*What needs to be done:* Copy each line exactly.

(Figure contents as structured data)
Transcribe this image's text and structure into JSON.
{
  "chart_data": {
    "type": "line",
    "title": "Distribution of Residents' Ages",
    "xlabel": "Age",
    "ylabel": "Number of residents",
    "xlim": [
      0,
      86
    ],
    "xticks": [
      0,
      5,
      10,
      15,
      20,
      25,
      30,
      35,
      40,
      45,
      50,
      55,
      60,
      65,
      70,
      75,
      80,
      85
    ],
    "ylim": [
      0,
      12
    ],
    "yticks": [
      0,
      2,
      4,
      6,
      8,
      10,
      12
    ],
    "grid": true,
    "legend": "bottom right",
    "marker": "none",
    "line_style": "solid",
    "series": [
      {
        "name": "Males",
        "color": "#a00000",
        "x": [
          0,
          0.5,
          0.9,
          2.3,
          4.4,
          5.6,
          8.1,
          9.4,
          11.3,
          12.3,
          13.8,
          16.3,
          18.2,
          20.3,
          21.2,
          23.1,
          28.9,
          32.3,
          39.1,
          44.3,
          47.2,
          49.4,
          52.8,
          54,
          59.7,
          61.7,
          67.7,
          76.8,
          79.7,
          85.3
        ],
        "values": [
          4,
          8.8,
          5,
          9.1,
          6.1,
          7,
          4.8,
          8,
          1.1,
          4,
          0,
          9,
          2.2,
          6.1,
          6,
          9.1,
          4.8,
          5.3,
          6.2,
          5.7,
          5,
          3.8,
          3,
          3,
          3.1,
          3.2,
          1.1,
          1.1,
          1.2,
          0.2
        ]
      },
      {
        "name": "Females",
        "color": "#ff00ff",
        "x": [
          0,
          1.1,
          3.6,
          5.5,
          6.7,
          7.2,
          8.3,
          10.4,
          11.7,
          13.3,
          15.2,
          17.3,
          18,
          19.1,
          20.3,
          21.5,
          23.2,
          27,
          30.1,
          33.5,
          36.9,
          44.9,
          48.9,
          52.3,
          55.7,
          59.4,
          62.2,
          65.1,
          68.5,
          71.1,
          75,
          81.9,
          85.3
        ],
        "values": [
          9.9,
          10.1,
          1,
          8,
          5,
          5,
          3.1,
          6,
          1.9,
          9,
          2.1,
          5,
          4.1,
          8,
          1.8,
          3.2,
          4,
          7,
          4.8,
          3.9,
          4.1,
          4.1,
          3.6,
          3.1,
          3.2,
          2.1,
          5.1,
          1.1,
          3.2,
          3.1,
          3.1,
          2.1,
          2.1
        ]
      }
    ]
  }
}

*Written solution:*
Transcribe this image's text and structure into JSON.
{
  "chart_data": {
    "type": "line",
    "title": "Distribution of Residents' Ages",
    "xlabel": "Age",
    "ylabel": "Number of residents",
    "xlim": [
      0,
      86
    ],
    "xticks": [
      0,
      5,
      10,
      15,
      20,
      25,
      30,
      35,
      40,
      45,
      50,
      55,
      60,
      65,
      70,
      75,
      80,
      85
    ],
    "ylim": [
      0,
      12
    ],
    "yticks": [
      0,
      2,
      4,
      6,
      8,
      10,
      12
    ],
    "grid": true,
    "legend": "bottom right",
    "marker": "none",
    "line_style": "solid",
    "series": [
      {
        "name": "Males",
        "color": "#a00000",
        "x": [
          0,
          0.5,
          0.9,
          2.3,
          4.4,
          5.6,
          8.1,
          9.4,
          11.3,
          12.3,
          13.8,
          16.3,
          18.2,
          20.3,
          21.2,
          23.1,
          28.9,
          32.3,
          39.1,
          44.3,
          47.2,
          49.4,
          52.8,
          54,
          59.7,
          61.7,
          67.7,
          76.8,
          79.7,
          85.3
        ],
        "values": [
          4,
          8.8,
          5,
          9.1,
          6.1,
          7,
          4.8,
          8,
          1.1,
          4,
          0,
          9,
          2.2,
          6.1,
          6,
          9.1,
          4.8,
          5.3,
          6.2,
          5.7,
          5,
          3.8,
          3,
          3,
          3.1,
          3.2,
          1.1,
          1.1,
          1.2,
          0.2
        ]
      },
      {
        "name": "Females",
        "color": "#ff00ff",
        "x": [
          0,
          1.1,
          3.6,
          5.5,
          6.7,
          7.2,
          8.3,
          10.4,
          11.7,
          13.3,
          15.2,
          17.3,
          18,
          19.1,
          20.3,
          21.5,
          23.2,
          27,
          30.1,
          33.5,
          36.9,
          44.9,
          48.9,
          52.3,
          55.7,
          59.4,
          62.2,
          65.1,
          68.5,
          71.1,
          75,
          81.9,
          85.3
        ],
        "values": [
          9.9,
          10.1,
          1,
          8,
          5,
          5,
          3.1,
          6,
          1.9,
          9,
          2.1,
          5,
          4.1,
          8,
          1.8,
          3.2,
          4,
          7,
          4.8,
          3.9,
          4.1,
          4.1,
          3.6,
          3.1,
          3.2,
          2.1,
          5.1,
          1.1,
          3.2,
          3.1,
          3.1,
          2.1,
          2.1
        ]
      }
    ]
  }
}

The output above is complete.